WHAT IS NEEDED = Every record here needs to be written out again exactly.

┌──

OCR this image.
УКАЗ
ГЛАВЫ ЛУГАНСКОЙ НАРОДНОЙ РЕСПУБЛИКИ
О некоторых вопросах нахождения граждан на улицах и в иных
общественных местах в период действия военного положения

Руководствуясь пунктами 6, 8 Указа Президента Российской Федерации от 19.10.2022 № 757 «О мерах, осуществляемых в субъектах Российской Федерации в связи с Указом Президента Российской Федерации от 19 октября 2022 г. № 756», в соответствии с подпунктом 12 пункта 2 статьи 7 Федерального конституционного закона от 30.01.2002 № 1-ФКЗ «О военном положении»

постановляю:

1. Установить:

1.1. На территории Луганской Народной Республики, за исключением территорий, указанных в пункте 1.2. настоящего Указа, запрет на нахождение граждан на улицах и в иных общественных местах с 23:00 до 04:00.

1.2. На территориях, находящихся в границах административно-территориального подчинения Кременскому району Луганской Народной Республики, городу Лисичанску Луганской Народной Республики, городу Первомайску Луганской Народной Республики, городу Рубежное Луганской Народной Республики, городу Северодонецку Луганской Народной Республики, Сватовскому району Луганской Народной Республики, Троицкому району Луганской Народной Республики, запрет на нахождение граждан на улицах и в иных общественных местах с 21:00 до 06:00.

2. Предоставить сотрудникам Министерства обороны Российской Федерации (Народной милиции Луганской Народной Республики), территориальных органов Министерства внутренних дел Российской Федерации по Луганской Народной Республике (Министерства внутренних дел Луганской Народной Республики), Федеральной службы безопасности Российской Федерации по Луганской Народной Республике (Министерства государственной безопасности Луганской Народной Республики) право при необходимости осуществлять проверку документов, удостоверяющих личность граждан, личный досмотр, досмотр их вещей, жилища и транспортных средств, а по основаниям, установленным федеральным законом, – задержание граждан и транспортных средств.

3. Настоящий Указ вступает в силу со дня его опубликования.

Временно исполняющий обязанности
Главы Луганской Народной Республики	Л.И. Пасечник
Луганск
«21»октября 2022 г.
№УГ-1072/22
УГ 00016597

└──

SOLUTION TO THIS PROBLEM =
OCR this image.
УКАЗ
ГЛАВЫ ЛУГАНСКОЙ НАРОДНОЙ РЕСПУБЛИКИ
О некоторых вопросах нахождения граждан на улицах и в иных
общественных местах в период действия военного положения

Руководствуясь пунктами 6, 8 Указа Президента Российской Федерации от 19.10.2022 № 757 «О мерах, осуществляемых в субъектах Российской Федерации в связи с Указом Президента Российской Федерации от 19 октября 2022 г. № 756», в соответствии с подпунктом 12 пункта 2 статьи 7 Федерального конституционного закона от 30.01.2002 № 1-ФКЗ «О военном положении»

постановляю:

1. Установить:

1.1. На территории Луганской Народной Республики, за исключением территорий, указанных в пункте 1.2. настоящего Указа, запрет на нахождение граждан на улицах и в иных общественных местах с 23:00 до 04:00.

1.2. На территориях, находящихся в границах административно-территориального подчинения Кременскому району Луганской Народной Республики, городу Лисичанску Луганской Народной Республики, городу Первомайску Луганской Народной Республики, городу Рубежное Луганской Народной Республики, городу Северодонецку Луганской Народной Республики, Сватовскому району Луганской Народной Республики, Троицкому району Луганской Народной Республики, запрет на нахождение граждан на улицах и в иных общественных местах с 21:00 до 06:00.

2. Предоставить сотрудникам Министерства обороны Российской Федерации (Народной милиции Луганской Народной Республики), территориальных органов Министерства внутренних дел Российской Федерации по Луганской Народной Республике (Министерства внутренних дел Луганской Народной Республики), Федеральной службы безопасности Российской Федерации по Луганской Народной Республике (Министерства государственной безопасности Луганской Народной Республики) право при необходимости осуществлять проверку документов, удостоверяющих личность граждан, личный досмотр, досмотр их вещей, жилища и транспортных средств, а по основаниям, установленным федеральным законом, – задержание граждан и транспортных средств.

3. Настоящий Указ вступает в силу со дня его опубликования.

Временно исполняющий обязанности
Главы Луганской Народной Республики	Л.И. Пасечник
Луганск
«21»октября 2022 г.
№УГ-1072/22
УГ 00016597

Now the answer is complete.